**Exercise instructions:**
Would you transcribe the listing that follows, character for character, and omit its images?

[BEGIN The records]

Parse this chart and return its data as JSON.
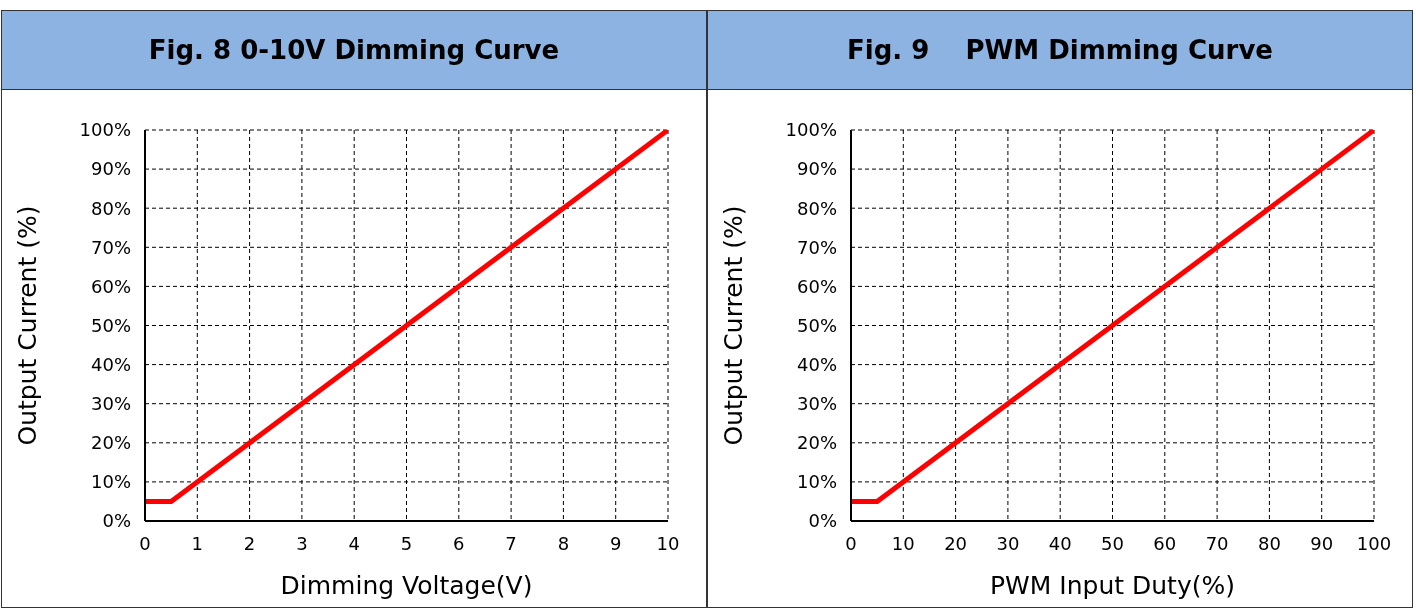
{
  "chart_data": [
    {
      "type": "line",
      "title": "Fig. 8 0-10V Dimming Curve",
      "xlabel": "Dimming Voltage(V)",
      "ylabel": "Output  Current (%)",
      "grid": true,
      "marker": "none",
      "line_style": "solid",
      "series": [
        {
          "color": "#ff0000",
          "x": [
            0,
            0.5,
            10
          ],
          "values": [
            5,
            5,
            100
          ]
        }
      ],
      "xlim": [
        0,
        10
      ],
      "xticks": [
        0,
        1,
        2,
        3,
        4,
        5,
        6,
        7,
        8,
        9,
        10
      ],
      "ylim": [
        0,
        100
      ],
      "yticks": [
        {
          "value": 0,
          "label": "0%"
        },
        {
          "value": 10,
          "label": "10%"
        },
        {
          "value": 20,
          "label": "20%"
        },
        {
          "value": 30,
          "label": "30%"
        },
        {
          "value": 40,
          "label": "40%"
        },
        {
          "value": 50,
          "label": "50%"
        },
        {
          "value": 60,
          "label": "60%"
        },
        {
          "value": 70,
          "label": "70%"
        },
        {
          "value": 80,
          "label": "80%"
        },
        {
          "value": 90,
          "label": "90%"
        },
        {
          "value": 100,
          "label": "100%"
        }
      ]
    },
    {
      "type": "line",
      "title": "Fig. 9    PWM Dimming Curve",
      "xlabel": "PWM Input Duty(%)",
      "ylabel": "Output  Current (%)",
      "grid": true,
      "marker": "none",
      "line_style": "solid",
      "series": [
        {
          "color": "#ff0000",
          "x": [
            0,
            5,
            100
          ],
          "values": [
            5,
            5,
            100
          ]
        }
      ],
      "xlim": [
        0,
        100
      ],
      "xticks": [
        0,
        10,
        20,
        30,
        40,
        50,
        60,
        70,
        80,
        90,
        100
      ],
      "ylim": [
        0,
        100
      ],
      "yticks": [
        {
          "value": 0,
          "label": "0%"
        },
        {
          "value": 10,
          "label": "10%"
        },
        {
          "value": 20,
          "label": "20%"
        },
        {
          "value": 30,
          "label": "30%"
        },
        {
          "value": 40,
          "label": "40%"
        },
        {
          "value": 50,
          "label": "50%"
        },
        {
          "value": 60,
          "label": "60%"
        },
        {
          "value": 70,
          "label": "70%"
        },
        {
          "value": 80,
          "label": "80%"
        },
        {
          "value": 90,
          "label": "90%"
        },
        {
          "value": 100,
          "label": "100%"
        }
      ]
    }
  ]
}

[END The records]

**Problem solution:**
Parse this chart and return its data as JSON.
{
  "chart_data": [
    {
      "type": "line",
      "title": "Fig. 8 0-10V Dimming Curve",
      "xlabel": "Dimming Voltage(V)",
      "ylabel": "Output  Current (%)",
      "grid": true,
      "marker": "none",
      "line_style": "solid",
      "series": [
        {
          "color": "#ff0000",
          "x": [
            0,
            0.5,
            10
          ],
          "values": [
            5,
            5,
            100
          ]
        }
      ],
      "xlim": [
        0,
        10
      ],
      "xticks": [
        0,
        1,
        2,
        3,
        4,
        5,
        6,
        7,
        8,
        9,
        10
      ],
      "ylim": [
        0,
        100
      ],
      "yticks": [
        {
          "value": 0,
          "label": "0%"
        },
        {
          "value": 10,
          "label": "10%"
        },
        {
          "value": 20,
          "label": "20%"
        },
        {
          "value": 30,
          "label": "30%"
        },
        {
          "value": 40,
          "label": "40%"
        },
        {
          "value": 50,
          "label": "50%"
        },
        {
          "value": 60,
          "label": "60%"
        },
        {
          "value": 70,
          "label": "70%"
        },
        {
          "value": 80,
          "label": "80%"
        },
        {
          "value": 90,
          "label": "90%"
        },
        {
          "value": 100,
          "label": "100%"
        }
      ]
    },
    {
      "type": "line",
      "title": "Fig. 9    PWM Dimming Curve",
      "xlabel": "PWM Input Duty(%)",
      "ylabel": "Output  Current (%)",
      "grid": true,
      "marker": "none",
      "line_style": "solid",
      "series": [
        {
          "color": "#ff0000",
          "x": [
            0,
            5,
            100
          ],
          "values": [
            5,
            5,
            100
          ]
        }
      ],
      "xlim": [
        0,
        100
      ],
      "xticks": [
        0,
        10,
        20,
        30,
        40,
        50,
        60,
        70,
        80,
        90,
        100
      ],
      "ylim": [
        0,
        100
      ],
      "yticks": [
        {
          "value": 0,
          "label": "0%"
        },
        {
          "value": 10,
          "label": "10%"
        },
        {
          "value": 20,
          "label": "20%"
        },
        {
          "value": 30,
          "label": "30%"
        },
        {
          "value": 40,
          "label": "40%"
        },
        {
          "value": 50,
          "label": "50%"
        },
        {
          "value": 60,
          "label": "60%"
        },
        {
          "value": 70,
          "label": "70%"
        },
        {
          "value": 80,
          "label": "80%"
        },
        {
          "value": 90,
          "label": "90%"
        },
        {
          "value": 100,
          "label": "100%"
        }
      ]
    }
  ]
}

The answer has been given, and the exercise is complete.